- _Aim of the task_
Without the pictures, return all of the material exactly as written.

===

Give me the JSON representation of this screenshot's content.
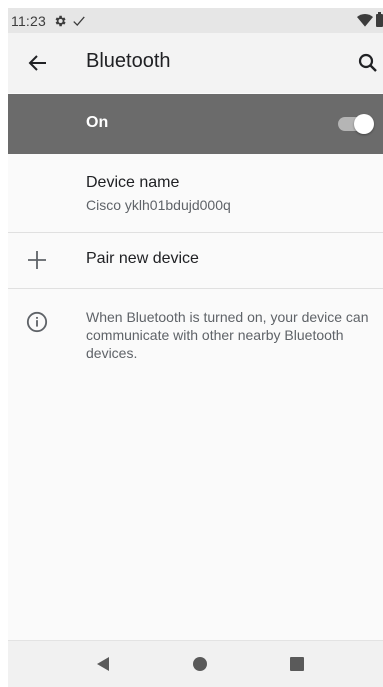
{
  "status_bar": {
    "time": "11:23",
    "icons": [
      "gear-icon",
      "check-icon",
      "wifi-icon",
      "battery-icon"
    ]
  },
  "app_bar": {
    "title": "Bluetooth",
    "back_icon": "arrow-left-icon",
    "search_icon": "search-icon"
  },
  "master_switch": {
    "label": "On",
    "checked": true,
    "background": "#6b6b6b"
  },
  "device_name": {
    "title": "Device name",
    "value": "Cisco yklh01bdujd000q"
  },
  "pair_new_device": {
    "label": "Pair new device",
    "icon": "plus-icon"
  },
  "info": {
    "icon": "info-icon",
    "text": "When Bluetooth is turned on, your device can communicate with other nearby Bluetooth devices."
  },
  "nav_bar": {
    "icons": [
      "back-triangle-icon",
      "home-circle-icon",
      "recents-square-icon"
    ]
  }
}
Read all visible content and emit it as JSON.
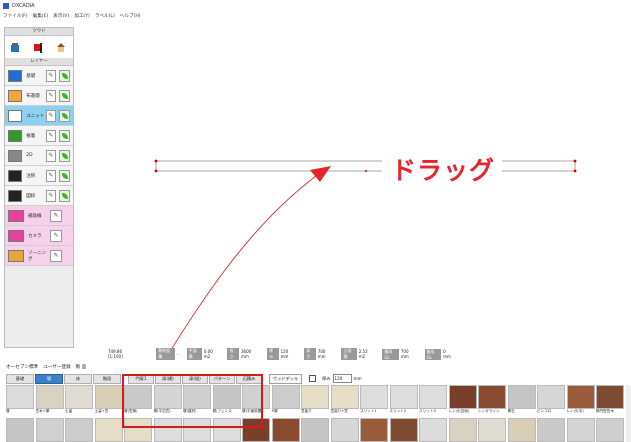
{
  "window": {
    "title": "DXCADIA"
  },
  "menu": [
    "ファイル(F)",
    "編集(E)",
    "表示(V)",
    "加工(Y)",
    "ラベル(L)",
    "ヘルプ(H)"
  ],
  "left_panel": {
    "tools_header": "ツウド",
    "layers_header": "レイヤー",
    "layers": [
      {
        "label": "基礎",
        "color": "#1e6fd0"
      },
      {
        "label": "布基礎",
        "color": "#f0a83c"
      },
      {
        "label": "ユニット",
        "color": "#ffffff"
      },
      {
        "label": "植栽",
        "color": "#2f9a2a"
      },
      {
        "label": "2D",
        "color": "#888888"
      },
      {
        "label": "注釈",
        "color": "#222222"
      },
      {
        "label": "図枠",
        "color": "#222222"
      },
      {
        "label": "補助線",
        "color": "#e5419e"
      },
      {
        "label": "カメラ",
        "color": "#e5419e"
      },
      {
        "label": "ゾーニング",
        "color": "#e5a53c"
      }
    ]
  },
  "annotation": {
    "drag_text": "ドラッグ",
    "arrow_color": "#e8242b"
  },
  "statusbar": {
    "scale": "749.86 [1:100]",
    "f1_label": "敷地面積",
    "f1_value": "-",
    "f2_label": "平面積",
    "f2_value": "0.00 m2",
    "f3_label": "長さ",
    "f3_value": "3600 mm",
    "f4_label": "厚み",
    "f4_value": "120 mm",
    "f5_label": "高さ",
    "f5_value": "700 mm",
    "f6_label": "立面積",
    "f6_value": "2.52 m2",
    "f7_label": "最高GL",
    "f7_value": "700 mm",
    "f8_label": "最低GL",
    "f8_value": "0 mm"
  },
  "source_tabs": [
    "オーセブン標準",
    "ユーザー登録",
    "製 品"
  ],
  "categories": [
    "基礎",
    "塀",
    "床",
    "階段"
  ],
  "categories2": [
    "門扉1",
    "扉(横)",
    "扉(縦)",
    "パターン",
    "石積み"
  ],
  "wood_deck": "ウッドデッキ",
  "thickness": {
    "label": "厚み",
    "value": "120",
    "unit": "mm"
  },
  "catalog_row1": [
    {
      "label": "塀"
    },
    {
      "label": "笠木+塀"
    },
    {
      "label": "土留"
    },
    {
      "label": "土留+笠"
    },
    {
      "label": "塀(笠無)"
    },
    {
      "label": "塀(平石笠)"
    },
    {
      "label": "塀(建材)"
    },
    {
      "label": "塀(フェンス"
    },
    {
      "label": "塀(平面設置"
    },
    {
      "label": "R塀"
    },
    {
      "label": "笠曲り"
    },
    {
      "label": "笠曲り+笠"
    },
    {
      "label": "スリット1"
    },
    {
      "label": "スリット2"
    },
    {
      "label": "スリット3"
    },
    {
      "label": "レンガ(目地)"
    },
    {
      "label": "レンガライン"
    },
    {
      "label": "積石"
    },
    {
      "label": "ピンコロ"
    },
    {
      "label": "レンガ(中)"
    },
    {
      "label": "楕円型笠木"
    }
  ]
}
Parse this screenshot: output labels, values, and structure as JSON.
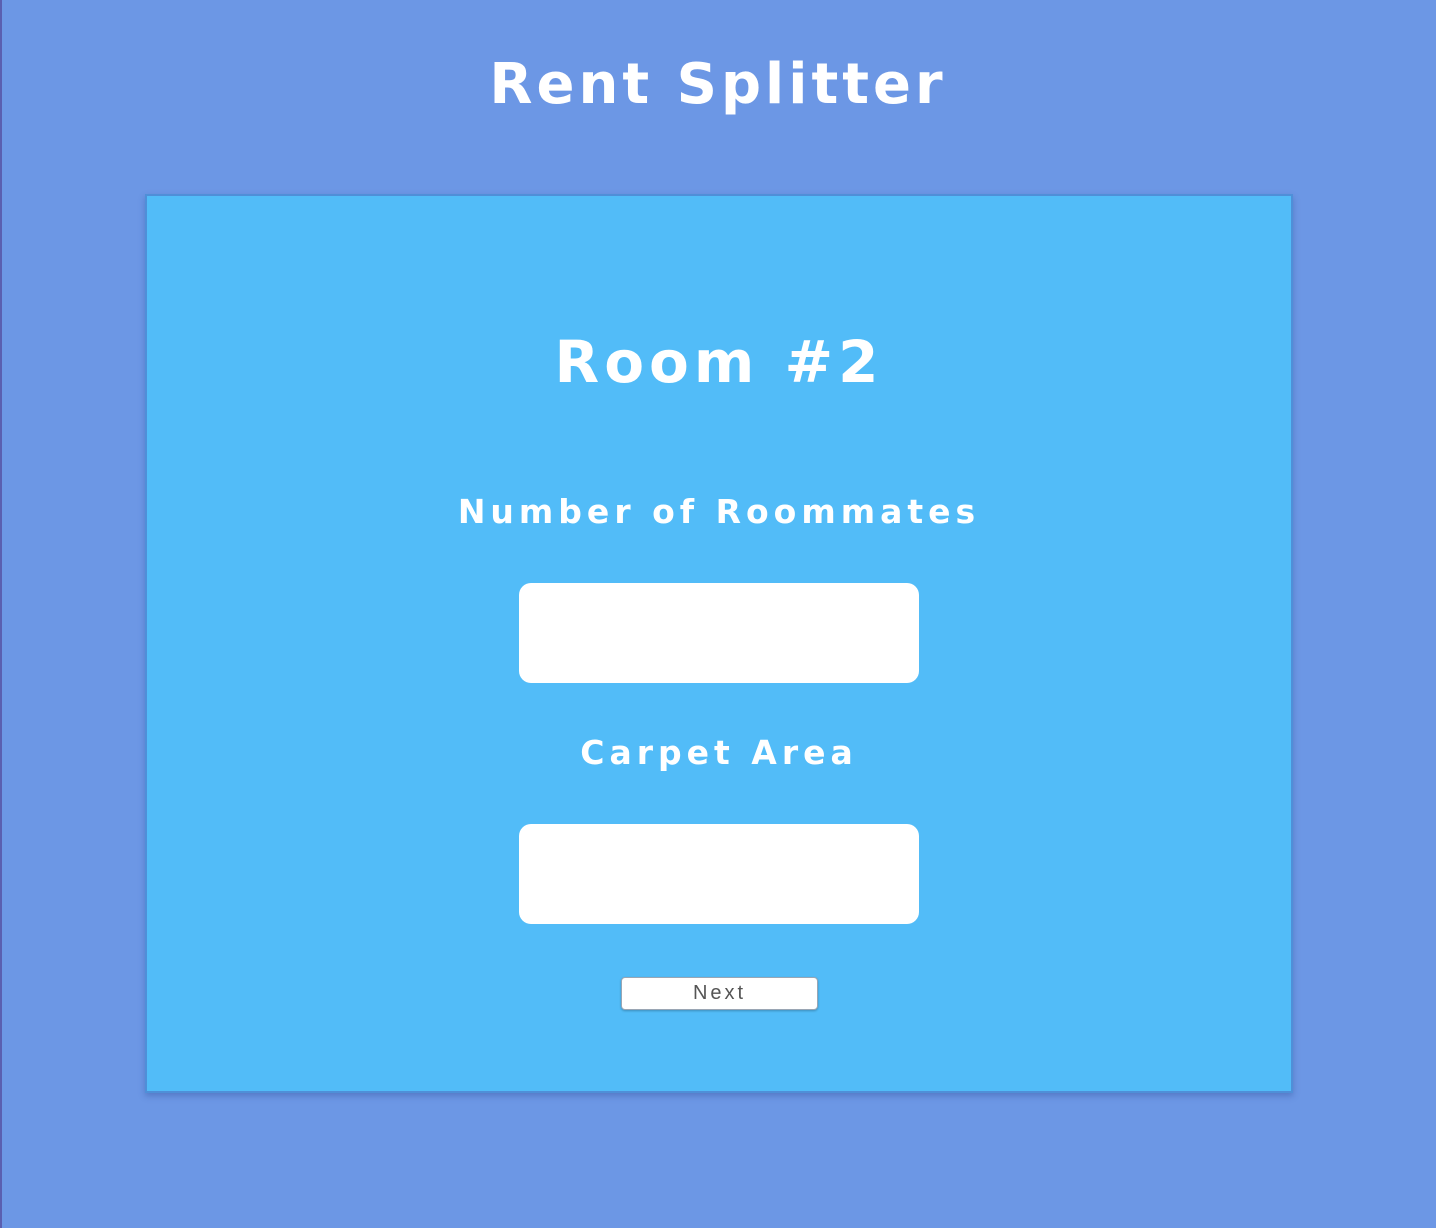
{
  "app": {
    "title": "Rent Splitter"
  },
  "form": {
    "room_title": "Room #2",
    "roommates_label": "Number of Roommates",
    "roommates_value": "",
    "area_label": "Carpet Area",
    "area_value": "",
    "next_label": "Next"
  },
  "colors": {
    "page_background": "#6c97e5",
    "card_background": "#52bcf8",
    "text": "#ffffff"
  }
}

===

- _Full solution_
Give me the JSON representation of this screenshot's content.
{
  "status_bar": {
    "time": "11:23",
    "icons": [
      "gear-icon",
      "check-icon",
      "wifi-icon",
      "battery-icon"
    ]
  },
  "app_bar": {
    "title": "Bluetooth",
    "back_icon": "arrow-left-icon",
    "search_icon": "search-icon"
  },
  "master_switch": {
    "label": "On",
    "checked": true,
    "background": "#6b6b6b"
  },
  "device_name": {
    "title": "Device name",
    "value": "Cisco yklh01bdujd000q"
  },
  "pair_new_device": {
    "label": "Pair new device",
    "icon": "plus-icon"
  },
  "info": {
    "icon": "info-icon",
    "text": "When Bluetooth is turned on, your device can communicate with other nearby Bluetooth devices."
  },
  "nav_bar": {
    "icons": [
      "back-triangle-icon",
      "home-circle-icon",
      "recents-square-icon"
    ]
  }
}
Read all visible content and emit it as JSON.
{
  "window": {
    "title": "DXCADIA"
  },
  "menu": [
    "ファイル(F)",
    "編集(E)",
    "表示(V)",
    "加工(Y)",
    "ラベル(L)",
    "ヘルプ(H)"
  ],
  "left_panel": {
    "tools_header": "ツウド",
    "layers_header": "レイヤー",
    "layers": [
      {
        "label": "基礎",
        "color": "#1e6fd0"
      },
      {
        "label": "布基礎",
        "color": "#f0a83c"
      },
      {
        "label": "ユニット",
        "color": "#ffffff"
      },
      {
        "label": "植栽",
        "color": "#2f9a2a"
      },
      {
        "label": "2D",
        "color": "#888888"
      },
      {
        "label": "注釈",
        "color": "#222222"
      },
      {
        "label": "図枠",
        "color": "#222222"
      },
      {
        "label": "補助線",
        "color": "#e5419e"
      },
      {
        "label": "カメラ",
        "color": "#e5419e"
      },
      {
        "label": "ゾーニング",
        "color": "#e5a53c"
      }
    ]
  },
  "annotation": {
    "drag_text": "ドラッグ",
    "arrow_color": "#e8242b"
  },
  "statusbar": {
    "scale": "749.86 [1:100]",
    "f1_label": "敷地面積",
    "f1_value": "-",
    "f2_label": "平面積",
    "f2_value": "0.00 m2",
    "f3_label": "長さ",
    "f3_value": "3600 mm",
    "f4_label": "厚み",
    "f4_value": "120 mm",
    "f5_label": "高さ",
    "f5_value": "700 mm",
    "f6_label": "立面積",
    "f6_value": "2.52 m2",
    "f7_label": "最高GL",
    "f7_value": "700 mm",
    "f8_label": "最低GL",
    "f8_value": "0 mm"
  },
  "source_tabs": [
    "オーセブン標準",
    "ユーザー登録",
    "製 品"
  ],
  "categories": [
    "基礎",
    "塀",
    "床",
    "階段"
  ],
  "categories2": [
    "門扉1",
    "扉(横)",
    "扉(縦)",
    "パターン",
    "石積み"
  ],
  "wood_deck": "ウッドデッキ",
  "thickness": {
    "label": "厚み",
    "value": "120",
    "unit": "mm"
  },
  "catalog_row1": [
    {
      "label": "塀"
    },
    {
      "label": "笠木+塀"
    },
    {
      "label": "土留"
    },
    {
      "label": "土留+笠"
    },
    {
      "label": "塀(笠無)"
    },
    {
      "label": "塀(平石笠)"
    },
    {
      "label": "塀(建材)"
    },
    {
      "label": "塀(フェンス"
    },
    {
      "label": "塀(平面設置"
    },
    {
      "label": "R塀"
    },
    {
      "label": "笠曲り"
    },
    {
      "label": "笠曲り+笠"
    },
    {
      "label": "スリット1"
    },
    {
      "label": "スリット2"
    },
    {
      "label": "スリット3"
    },
    {
      "label": "レンガ(目地)"
    },
    {
      "label": "レンガライン"
    },
    {
      "label": "積石"
    },
    {
      "label": "ピンコロ"
    },
    {
      "label": "レンガ(中)"
    },
    {
      "label": "楕円型笠木"
    }
  ]
}
Parse this screenshot: output labels, values, and structure as JSON.
{
  "app": {
    "title": "Rent Splitter"
  },
  "form": {
    "room_title": "Room #2",
    "roommates_label": "Number of Roommates",
    "roommates_value": "",
    "area_label": "Carpet Area",
    "area_value": "",
    "next_label": "Next"
  },
  "colors": {
    "page_background": "#6c97e5",
    "card_background": "#52bcf8",
    "text": "#ffffff"
  }
}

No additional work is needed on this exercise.